Recorded data:
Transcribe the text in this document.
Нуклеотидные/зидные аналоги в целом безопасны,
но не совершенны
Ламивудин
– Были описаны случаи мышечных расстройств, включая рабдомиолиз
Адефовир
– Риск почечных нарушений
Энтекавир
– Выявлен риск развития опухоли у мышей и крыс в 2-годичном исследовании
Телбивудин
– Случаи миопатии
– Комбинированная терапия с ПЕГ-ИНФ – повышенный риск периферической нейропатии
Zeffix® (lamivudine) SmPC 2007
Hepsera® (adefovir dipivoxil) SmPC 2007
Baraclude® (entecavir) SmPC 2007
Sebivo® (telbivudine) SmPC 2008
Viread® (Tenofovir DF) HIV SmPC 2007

• EXERCISE OBJECTIVE:
All of the lines above must be returned exactly.

• OUTPUT:
Transcribe the text in this document.
Нуклеотидные/зидные аналоги в целом безопасны,
но не совершенны
Ламивудин
– Были описаны случаи мышечных расстройств, включая рабдомиолиз
Адефовир
– Риск почечных нарушений
Энтекавир
– Выявлен риск развития опухоли у мышей и крыс в 2-годичном исследовании
Телбивудин
– Случаи миопатии
– Комбинированная терапия с ПЕГ-ИНФ – повышенный риск периферической нейропатии
Zeffix® (lamivudine) SmPC 2007
Hepsera® (adefovir dipivoxil) SmPC 2007
Baraclude® (entecavir) SmPC 2007
Sebivo® (telbivudine) SmPC 2008
Viread® (Tenofovir DF) HIV SmPC 2007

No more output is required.